**Stated task**
Pick out the lines in the listing below that contain the word "this" and copy them.

**Given records**

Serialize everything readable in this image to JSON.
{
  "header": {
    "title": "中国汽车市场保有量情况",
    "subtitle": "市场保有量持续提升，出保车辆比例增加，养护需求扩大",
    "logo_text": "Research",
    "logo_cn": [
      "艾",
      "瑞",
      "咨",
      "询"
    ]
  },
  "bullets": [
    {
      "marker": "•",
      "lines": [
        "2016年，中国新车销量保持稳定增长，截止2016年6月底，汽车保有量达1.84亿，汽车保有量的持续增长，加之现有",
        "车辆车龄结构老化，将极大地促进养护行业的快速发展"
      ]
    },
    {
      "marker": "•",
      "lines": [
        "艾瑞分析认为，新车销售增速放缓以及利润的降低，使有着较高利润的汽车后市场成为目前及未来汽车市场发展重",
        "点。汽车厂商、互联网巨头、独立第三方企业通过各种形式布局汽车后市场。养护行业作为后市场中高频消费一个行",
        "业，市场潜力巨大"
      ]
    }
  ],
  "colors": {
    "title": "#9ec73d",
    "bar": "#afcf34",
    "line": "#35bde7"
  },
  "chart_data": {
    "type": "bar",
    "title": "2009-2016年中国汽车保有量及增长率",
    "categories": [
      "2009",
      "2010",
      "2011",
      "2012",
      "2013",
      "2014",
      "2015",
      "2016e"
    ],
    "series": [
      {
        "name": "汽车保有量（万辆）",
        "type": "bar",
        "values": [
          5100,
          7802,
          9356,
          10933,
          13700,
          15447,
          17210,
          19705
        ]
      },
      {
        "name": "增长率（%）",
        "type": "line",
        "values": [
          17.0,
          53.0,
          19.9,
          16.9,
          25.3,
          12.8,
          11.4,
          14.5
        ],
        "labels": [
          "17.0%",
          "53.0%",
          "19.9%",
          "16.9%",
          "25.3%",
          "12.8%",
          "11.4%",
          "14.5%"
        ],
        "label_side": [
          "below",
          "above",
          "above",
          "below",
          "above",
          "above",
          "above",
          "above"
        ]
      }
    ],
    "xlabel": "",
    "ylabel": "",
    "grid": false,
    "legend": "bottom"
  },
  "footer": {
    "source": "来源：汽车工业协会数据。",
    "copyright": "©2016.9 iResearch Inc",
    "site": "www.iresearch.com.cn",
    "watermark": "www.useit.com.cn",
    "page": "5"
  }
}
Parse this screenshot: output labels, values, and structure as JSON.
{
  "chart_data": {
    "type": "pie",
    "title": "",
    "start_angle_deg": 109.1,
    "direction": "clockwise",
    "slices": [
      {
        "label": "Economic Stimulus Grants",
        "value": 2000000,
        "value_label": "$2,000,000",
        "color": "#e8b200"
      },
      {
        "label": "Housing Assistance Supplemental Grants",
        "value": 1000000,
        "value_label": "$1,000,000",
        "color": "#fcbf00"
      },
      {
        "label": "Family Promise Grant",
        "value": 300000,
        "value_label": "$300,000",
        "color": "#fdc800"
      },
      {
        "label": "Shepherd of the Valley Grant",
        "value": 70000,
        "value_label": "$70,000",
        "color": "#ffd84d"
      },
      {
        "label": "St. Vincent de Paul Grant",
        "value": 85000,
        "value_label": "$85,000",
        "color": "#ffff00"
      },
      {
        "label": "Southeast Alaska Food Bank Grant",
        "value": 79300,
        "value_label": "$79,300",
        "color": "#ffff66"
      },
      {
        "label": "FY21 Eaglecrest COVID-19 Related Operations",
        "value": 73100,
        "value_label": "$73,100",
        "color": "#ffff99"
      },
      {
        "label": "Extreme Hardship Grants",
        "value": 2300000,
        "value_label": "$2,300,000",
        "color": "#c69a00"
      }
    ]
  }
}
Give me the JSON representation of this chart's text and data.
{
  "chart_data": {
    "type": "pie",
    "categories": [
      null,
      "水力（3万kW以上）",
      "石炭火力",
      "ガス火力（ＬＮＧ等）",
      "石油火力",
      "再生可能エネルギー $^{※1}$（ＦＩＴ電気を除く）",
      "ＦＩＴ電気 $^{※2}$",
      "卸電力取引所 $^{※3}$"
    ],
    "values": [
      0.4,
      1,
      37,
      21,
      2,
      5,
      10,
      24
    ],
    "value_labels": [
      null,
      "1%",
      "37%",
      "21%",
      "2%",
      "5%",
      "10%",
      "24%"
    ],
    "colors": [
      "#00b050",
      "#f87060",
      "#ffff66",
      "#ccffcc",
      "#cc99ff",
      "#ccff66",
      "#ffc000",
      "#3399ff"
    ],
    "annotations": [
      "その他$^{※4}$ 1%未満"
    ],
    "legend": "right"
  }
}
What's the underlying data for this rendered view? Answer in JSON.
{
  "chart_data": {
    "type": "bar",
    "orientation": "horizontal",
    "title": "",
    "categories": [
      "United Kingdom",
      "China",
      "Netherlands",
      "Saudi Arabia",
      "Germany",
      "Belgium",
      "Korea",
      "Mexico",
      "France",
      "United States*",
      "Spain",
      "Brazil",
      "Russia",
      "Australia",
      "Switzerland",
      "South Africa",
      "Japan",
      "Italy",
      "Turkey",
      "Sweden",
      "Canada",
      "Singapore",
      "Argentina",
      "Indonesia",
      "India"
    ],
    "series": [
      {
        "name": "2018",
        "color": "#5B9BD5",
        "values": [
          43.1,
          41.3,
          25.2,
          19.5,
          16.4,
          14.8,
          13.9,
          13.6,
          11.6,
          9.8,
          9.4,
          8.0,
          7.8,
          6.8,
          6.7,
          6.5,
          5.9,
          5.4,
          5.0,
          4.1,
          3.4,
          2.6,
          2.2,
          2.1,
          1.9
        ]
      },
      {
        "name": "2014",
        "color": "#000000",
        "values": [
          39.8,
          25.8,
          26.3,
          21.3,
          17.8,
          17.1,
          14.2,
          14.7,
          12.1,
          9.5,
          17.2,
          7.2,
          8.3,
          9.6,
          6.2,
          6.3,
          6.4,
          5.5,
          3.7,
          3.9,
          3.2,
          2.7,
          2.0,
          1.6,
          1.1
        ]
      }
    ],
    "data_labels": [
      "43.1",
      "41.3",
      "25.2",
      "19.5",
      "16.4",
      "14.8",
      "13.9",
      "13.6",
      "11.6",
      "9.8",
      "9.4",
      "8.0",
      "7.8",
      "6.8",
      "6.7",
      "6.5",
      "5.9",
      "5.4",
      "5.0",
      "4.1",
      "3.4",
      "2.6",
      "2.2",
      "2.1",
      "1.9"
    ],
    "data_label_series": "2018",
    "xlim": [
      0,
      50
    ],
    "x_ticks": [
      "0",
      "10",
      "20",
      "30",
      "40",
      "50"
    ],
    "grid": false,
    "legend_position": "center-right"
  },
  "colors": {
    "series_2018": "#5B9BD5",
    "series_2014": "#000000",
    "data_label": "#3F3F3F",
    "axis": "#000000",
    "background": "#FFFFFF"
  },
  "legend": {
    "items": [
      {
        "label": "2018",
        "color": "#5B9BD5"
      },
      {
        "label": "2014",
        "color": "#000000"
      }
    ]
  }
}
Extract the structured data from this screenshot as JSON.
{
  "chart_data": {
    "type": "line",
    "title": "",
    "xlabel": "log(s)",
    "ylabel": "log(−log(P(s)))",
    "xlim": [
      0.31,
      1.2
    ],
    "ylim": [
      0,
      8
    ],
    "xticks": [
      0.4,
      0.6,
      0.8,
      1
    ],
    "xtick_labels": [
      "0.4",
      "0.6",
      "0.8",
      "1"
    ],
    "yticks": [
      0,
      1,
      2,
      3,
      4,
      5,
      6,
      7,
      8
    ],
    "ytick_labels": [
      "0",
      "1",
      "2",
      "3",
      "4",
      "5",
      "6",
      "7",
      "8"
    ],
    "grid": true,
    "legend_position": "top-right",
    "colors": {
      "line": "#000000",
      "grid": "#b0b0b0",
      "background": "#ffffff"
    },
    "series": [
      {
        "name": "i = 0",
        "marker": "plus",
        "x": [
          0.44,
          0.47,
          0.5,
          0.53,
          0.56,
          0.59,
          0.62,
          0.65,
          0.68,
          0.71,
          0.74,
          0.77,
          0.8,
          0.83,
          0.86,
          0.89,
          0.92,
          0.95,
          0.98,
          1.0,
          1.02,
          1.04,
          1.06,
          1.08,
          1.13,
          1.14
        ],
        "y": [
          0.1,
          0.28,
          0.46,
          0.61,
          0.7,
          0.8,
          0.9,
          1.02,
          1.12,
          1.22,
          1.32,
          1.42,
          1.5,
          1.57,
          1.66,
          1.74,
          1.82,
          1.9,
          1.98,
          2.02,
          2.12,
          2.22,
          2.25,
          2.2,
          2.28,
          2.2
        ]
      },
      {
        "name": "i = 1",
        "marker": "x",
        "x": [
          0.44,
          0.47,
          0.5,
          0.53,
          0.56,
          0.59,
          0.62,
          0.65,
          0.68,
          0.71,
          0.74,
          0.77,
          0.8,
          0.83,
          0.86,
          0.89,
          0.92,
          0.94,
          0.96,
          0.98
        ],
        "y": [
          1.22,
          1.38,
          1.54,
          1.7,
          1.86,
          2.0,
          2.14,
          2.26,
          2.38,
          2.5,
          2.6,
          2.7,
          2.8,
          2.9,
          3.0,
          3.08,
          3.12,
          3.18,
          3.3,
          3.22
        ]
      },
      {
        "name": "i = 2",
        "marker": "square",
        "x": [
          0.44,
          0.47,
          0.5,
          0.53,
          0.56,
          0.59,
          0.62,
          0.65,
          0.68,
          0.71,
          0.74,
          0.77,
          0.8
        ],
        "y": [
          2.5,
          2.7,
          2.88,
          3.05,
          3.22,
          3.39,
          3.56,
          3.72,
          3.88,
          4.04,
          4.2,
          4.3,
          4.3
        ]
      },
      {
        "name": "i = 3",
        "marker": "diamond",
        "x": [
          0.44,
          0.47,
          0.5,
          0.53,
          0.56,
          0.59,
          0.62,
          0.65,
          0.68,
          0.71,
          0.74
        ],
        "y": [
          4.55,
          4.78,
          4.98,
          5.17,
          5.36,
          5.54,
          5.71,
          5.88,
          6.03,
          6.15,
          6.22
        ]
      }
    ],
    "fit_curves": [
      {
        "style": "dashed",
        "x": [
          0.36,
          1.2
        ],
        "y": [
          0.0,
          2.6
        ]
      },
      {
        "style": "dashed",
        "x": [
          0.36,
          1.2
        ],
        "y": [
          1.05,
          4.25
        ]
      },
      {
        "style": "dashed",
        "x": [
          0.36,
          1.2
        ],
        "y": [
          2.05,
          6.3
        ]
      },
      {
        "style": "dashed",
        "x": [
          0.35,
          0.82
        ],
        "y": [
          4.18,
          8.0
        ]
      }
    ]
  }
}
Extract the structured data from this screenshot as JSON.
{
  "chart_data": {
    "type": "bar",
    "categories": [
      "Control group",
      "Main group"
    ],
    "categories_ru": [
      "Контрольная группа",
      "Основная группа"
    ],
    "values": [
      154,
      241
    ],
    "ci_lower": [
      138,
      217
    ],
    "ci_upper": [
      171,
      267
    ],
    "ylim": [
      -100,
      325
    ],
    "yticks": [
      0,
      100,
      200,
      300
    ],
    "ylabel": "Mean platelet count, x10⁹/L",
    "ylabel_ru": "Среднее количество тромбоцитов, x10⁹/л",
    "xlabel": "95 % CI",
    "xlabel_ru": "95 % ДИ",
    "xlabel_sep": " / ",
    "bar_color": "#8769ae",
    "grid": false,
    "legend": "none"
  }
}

**Answer in full**
Serialize everything readable in this image to JSON.
Parse this screenshot: output labels, values, and structure as JSON.
Give me the JSON representation of this chart's text and data.
What's the underlying data for this rendered view? Answer in JSON.
Extract the structured data from this screenshot as JSON.
Extract the structured data from this screenshot as JSON.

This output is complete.